REQUIRED TASK ->
Every line with the string "cutlet" should be gathered.

EXERCISE INPUTS ->
[Start]

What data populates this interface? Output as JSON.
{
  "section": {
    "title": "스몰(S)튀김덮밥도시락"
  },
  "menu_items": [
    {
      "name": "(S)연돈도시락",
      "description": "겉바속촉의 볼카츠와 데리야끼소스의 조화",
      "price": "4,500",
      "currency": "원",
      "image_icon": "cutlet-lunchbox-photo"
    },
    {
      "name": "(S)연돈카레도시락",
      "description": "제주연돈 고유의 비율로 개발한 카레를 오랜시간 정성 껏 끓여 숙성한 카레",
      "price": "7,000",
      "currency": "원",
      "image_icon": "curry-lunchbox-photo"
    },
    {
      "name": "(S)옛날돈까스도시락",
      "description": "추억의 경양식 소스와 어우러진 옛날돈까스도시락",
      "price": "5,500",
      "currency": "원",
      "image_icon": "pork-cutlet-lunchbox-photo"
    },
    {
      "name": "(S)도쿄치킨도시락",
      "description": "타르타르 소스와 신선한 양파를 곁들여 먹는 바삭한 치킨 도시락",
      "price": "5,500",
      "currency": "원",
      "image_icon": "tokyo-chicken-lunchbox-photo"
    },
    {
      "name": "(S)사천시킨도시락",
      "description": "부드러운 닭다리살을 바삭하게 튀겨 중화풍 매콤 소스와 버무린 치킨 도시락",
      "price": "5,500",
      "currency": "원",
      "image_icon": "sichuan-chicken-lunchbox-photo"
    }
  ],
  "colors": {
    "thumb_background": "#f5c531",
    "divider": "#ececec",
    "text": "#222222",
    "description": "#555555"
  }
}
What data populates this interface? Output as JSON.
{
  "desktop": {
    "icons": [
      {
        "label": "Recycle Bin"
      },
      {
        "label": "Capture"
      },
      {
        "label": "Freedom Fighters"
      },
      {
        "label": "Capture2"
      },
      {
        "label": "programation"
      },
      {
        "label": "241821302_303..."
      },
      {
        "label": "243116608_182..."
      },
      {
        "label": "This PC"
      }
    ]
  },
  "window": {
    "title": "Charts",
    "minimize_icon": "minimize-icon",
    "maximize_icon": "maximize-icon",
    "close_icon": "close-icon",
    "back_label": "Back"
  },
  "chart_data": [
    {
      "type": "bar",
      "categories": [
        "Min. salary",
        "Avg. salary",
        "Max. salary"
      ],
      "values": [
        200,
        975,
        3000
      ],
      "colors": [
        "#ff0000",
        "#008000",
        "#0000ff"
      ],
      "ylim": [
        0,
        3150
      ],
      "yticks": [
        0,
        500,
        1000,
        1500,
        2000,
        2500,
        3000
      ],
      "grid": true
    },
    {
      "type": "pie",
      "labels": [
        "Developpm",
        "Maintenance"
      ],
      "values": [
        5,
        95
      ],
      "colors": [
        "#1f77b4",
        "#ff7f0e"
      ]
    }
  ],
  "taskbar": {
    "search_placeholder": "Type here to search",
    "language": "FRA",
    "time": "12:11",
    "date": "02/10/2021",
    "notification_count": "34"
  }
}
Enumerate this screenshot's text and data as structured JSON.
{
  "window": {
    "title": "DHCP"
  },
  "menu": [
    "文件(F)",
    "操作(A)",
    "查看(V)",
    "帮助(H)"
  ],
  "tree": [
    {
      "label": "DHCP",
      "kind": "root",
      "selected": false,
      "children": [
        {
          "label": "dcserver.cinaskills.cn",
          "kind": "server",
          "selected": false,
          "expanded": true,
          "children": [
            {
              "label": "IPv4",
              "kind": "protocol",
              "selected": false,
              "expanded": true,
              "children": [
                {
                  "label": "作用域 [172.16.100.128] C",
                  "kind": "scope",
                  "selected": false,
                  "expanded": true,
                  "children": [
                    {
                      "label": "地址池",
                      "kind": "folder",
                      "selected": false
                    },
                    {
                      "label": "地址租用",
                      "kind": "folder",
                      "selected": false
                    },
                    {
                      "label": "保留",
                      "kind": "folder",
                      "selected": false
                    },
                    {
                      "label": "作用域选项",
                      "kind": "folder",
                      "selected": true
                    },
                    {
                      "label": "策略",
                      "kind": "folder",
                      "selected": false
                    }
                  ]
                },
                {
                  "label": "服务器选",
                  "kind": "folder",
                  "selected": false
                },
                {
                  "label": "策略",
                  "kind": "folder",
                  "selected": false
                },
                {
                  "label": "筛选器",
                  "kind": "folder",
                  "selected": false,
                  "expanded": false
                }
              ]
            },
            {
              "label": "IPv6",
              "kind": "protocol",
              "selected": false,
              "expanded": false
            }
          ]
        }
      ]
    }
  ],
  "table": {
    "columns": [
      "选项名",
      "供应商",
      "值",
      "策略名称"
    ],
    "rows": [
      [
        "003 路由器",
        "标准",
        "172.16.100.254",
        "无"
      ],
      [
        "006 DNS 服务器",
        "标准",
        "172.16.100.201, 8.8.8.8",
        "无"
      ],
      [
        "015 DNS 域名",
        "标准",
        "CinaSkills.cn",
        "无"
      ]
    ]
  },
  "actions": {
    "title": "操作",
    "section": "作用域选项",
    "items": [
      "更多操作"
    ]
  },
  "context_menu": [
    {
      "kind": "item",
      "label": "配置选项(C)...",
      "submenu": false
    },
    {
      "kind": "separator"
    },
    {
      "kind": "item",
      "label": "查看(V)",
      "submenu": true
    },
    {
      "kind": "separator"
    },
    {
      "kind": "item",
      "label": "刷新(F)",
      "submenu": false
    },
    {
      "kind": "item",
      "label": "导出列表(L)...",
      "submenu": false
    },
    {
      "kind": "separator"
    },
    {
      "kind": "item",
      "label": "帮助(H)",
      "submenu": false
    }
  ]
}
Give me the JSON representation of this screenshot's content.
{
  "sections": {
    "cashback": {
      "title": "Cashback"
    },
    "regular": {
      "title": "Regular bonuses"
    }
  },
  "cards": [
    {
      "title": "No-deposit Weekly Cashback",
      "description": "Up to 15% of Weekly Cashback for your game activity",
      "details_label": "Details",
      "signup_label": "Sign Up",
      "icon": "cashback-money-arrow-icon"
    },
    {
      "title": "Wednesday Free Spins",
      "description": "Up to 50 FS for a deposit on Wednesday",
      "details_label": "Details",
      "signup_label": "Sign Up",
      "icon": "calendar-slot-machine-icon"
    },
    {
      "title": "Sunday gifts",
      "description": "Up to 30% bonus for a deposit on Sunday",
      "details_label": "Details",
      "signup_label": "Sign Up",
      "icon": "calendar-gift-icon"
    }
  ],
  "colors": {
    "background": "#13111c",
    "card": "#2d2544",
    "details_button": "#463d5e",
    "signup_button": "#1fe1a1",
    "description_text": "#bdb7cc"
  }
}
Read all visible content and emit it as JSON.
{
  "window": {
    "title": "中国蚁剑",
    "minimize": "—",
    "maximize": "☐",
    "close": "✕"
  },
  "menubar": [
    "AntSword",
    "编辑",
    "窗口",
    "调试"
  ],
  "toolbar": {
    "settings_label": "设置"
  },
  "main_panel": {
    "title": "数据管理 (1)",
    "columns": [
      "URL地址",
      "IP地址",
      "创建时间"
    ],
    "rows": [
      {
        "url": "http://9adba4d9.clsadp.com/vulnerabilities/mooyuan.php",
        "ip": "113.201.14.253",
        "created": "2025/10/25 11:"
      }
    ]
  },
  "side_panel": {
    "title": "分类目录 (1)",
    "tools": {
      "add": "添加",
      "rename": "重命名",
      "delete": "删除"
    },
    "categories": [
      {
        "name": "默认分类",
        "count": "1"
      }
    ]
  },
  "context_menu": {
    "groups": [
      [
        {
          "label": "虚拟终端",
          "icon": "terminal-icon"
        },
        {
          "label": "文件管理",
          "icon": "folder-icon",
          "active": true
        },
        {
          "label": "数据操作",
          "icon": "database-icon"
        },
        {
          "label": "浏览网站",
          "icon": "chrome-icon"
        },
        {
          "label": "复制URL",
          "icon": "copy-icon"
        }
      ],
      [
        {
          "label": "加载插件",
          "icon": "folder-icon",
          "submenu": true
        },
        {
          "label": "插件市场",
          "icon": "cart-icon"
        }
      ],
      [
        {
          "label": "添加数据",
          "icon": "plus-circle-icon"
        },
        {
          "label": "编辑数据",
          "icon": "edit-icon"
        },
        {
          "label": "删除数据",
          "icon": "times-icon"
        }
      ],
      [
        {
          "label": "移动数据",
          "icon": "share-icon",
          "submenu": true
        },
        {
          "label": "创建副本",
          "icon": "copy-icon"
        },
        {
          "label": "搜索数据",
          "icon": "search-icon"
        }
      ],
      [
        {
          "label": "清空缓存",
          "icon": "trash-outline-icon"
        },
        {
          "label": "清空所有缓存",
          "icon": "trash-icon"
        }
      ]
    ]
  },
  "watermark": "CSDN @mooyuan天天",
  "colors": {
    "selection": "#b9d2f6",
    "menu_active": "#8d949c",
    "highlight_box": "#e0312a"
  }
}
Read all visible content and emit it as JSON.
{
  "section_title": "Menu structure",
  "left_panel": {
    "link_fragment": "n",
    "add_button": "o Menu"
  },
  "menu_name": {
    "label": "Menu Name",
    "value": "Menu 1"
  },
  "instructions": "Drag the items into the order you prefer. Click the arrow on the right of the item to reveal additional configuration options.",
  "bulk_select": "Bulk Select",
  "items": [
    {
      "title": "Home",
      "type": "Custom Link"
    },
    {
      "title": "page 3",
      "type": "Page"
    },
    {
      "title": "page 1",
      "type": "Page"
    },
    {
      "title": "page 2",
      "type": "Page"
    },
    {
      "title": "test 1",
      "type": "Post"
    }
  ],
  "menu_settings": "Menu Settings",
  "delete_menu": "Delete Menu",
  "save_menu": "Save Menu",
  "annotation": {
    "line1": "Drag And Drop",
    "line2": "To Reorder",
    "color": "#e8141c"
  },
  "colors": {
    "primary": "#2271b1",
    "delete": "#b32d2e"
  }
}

[End]

REPLY TO THE TASK ->
      "image_icon": "cutlet-lunchbox-photo"
      "image_icon": "pork-cutlet-lunchbox-photo"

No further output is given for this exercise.